Reading text:
=-=-=-=-=

Personal information
- Full name: Aaron Keith Heal
- Born: 13 March 1983 (age 43) Armadale, Western Australia
- Batting: Left-handed
- Bowling: Slow left-arm orthodox

Domestic team information
- 2003/04–2010/11: Western Australia
- 2011/12: Melbourne Renegades

Career statistics
| Competition | FC | LA | T20 |
| Matches | 10 | 36 | 23 |
| Runs scored | 439 | 250 | 54 |
| Batting average | 20.90 | 13.88 | 6.00 |
| 100s/50s | 0/4 | 0/1 | 0/0 |
| Top score | 81* | 50 | 13 |
| Balls bowled | 3,507 | 1,874 | 490 |
| Wickets | 36 | 40 | 26 |
| Bowling average | 51.05 | 37.92 | 22.15 |
| 5 wickets in innings | 2 | 0 | 0 |
| 10 wickets in match | 1 | 0 | 0 |
| Best bowling | 5/57 | 4/58 | 2/13 |
| Catches/stumpings | 7/– | 7/– | 5/– |
- Source: CricketArchive, 3 January 2014

= Aaron Heal =

Australian cricketer (born 1983)

=-=-=-=-=

[Page layout parsing data]
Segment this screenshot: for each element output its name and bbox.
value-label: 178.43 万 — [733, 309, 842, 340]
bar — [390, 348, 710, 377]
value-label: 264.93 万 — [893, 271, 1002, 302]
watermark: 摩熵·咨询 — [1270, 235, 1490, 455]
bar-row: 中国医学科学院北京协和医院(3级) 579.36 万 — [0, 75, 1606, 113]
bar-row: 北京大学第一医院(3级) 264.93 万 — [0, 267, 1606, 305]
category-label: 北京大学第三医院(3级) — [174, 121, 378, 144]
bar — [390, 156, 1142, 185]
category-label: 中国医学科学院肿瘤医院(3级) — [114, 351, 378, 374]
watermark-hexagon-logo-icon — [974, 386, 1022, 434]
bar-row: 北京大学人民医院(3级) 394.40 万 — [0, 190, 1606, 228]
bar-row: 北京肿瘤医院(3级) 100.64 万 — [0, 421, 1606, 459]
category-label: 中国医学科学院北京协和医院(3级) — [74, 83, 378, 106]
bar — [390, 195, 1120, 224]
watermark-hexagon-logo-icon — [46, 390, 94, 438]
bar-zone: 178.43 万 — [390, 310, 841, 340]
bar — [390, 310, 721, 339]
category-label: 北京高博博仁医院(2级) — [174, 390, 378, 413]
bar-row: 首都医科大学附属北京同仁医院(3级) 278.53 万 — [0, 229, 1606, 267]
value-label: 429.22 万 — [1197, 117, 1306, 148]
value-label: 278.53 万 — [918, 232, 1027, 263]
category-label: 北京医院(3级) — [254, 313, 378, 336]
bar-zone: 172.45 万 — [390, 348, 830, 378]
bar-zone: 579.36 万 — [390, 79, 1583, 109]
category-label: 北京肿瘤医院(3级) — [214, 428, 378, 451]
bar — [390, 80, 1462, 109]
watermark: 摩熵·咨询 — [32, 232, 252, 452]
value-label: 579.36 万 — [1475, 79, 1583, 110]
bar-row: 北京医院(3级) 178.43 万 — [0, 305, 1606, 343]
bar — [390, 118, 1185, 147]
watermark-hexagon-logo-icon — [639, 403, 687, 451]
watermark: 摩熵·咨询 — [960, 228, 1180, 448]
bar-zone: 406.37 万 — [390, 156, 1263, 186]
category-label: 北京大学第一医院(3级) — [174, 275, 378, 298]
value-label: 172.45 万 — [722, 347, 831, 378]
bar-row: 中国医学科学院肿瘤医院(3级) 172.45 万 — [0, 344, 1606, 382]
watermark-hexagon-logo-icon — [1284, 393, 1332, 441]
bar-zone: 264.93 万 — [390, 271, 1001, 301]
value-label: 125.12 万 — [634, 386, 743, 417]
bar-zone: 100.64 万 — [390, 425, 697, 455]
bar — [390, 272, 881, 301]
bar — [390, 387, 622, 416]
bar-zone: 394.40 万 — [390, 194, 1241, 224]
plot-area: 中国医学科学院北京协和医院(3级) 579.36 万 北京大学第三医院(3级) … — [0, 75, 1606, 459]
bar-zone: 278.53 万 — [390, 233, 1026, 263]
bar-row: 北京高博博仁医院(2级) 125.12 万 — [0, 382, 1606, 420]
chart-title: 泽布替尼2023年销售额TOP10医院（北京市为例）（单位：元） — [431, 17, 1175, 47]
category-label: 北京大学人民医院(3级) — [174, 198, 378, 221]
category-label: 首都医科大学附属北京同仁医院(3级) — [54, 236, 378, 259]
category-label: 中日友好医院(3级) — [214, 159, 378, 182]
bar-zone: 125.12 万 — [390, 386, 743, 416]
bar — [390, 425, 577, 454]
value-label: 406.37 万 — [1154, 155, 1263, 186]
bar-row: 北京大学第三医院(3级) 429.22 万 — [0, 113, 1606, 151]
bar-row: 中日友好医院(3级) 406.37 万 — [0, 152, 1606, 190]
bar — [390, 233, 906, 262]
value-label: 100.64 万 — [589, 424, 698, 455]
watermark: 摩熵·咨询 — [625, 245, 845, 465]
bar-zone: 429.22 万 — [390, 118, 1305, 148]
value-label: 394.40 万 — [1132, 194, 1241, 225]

=-=-=-=-=

Prompt A:
Please list the field labels that appear under "Personal information" in the cricketer profile.
Prompt B:
Write the next part of the cricketer profile, picking up after "Australian cricketer (born 1983)".

Exercise result A:
Full name, Born, Batting, Bowling

Exercise result B:
Aaron Keith Heal (born 13 March 1983) is an Australian cricketer who played domestically for Western Australia and later the Melbourne Renegades. A left-arm orthodox spinner and capable lower-order batsman, Heal debuted during the 2003–04 season, and played in the team that won that season's ING Cup. He established himself in Western Australia's first-class (Sheffield Shield) and limited-overs (Ford Ranger Cup) sides during the 2006–07 season, taking over from Brad Hogg as the team's primary spinner, but was selected less regularly over the following seasons. Heal's last first-class and one-day matches came during the 2010–11 season, but he was a regular when the team played in the KFC Twenty20 Big Bash, maintaining both a low economy rate and a low bowling average. His performances at Twenty20 led to his naming in Australia's initial 30 man squad for the 2009 ICC World Twenty20. Heal signed with the Melbourne Renegades for inaugural season of the Big Bash League, playing four matches.